◆ **TASK INPUT**
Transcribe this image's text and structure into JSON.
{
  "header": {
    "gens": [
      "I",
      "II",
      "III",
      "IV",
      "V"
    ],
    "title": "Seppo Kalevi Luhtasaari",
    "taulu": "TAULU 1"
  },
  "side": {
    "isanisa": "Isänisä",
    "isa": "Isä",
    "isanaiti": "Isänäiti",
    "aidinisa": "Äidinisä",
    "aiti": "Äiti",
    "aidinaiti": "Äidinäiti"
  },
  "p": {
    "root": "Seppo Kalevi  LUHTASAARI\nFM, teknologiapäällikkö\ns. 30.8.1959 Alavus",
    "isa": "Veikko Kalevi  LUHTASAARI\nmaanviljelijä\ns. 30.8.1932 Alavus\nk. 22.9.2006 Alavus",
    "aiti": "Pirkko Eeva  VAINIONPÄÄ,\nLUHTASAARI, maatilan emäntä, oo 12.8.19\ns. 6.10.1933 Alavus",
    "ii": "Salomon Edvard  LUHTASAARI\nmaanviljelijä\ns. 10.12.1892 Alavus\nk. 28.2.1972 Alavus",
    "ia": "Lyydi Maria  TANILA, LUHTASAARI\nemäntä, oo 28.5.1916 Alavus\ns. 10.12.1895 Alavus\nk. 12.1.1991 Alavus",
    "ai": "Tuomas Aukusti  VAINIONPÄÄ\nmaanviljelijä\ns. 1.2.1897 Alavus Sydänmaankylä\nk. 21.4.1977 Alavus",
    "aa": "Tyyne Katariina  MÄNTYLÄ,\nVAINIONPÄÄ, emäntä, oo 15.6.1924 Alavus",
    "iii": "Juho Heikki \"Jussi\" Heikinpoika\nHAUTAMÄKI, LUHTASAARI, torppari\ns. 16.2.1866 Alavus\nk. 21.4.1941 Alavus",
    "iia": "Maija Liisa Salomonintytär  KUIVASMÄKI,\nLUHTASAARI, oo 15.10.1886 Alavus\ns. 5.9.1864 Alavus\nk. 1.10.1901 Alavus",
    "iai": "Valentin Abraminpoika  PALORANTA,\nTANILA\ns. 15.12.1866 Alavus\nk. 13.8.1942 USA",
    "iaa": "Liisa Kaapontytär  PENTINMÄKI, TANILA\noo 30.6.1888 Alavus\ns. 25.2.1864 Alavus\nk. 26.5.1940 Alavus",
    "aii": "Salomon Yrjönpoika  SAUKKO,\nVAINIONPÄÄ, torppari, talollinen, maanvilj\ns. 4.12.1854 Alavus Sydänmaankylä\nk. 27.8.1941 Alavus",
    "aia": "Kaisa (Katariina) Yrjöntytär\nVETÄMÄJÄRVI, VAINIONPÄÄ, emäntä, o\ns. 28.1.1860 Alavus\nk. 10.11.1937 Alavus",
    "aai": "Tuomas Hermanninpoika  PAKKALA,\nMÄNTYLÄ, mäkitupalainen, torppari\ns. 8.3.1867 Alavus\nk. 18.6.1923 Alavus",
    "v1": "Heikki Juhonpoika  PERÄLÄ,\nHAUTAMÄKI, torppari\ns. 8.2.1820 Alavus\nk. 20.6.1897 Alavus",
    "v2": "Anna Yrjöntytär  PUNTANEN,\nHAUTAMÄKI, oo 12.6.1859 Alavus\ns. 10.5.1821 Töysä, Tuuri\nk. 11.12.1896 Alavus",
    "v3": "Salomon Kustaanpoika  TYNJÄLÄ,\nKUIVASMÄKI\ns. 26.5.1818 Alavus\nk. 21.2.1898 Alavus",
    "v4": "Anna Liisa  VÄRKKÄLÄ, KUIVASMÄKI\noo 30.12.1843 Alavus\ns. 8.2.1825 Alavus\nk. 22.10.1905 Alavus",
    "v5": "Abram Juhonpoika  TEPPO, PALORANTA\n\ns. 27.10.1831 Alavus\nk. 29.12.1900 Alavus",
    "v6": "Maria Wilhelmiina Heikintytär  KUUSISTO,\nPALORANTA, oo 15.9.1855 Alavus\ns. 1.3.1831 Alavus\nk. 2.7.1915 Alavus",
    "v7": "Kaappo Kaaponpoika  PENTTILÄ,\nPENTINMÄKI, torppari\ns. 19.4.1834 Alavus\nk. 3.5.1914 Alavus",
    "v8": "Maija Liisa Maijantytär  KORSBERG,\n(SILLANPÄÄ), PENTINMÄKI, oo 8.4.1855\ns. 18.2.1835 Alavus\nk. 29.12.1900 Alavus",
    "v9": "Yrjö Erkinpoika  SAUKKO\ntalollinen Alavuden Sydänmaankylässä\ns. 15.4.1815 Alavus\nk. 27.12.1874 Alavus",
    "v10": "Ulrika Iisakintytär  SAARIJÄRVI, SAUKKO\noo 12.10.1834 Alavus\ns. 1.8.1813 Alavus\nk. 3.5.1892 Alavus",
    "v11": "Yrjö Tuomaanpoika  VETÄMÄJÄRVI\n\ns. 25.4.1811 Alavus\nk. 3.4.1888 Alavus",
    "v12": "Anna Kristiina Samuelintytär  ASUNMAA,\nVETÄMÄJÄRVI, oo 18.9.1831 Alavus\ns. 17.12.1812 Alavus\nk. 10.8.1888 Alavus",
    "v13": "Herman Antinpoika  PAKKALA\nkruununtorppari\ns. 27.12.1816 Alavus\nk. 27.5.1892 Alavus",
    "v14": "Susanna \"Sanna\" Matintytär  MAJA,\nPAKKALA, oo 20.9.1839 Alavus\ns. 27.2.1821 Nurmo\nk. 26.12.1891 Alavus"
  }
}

◆ **TASK OBJECTIVE**
Search the records above for "Maria". Copy each line where it is found.

◆ **WORKED SOLUTION**
    "ia": "Lyydi Maria  TANILA, LUHTASAARI\nemäntä, oo 28.5.1916 Alavus\ns. 10.12.1895 Alavus\nk. 12.1.1991 Alavus",
    "v6": "Maria Wilhelmiina Heikintytär  KUUSISTO,\nPALORANTA, oo 15.9.1855 Alavus\ns. 1.3.1831 Alavus\nk. 2.7.1915 Alavus",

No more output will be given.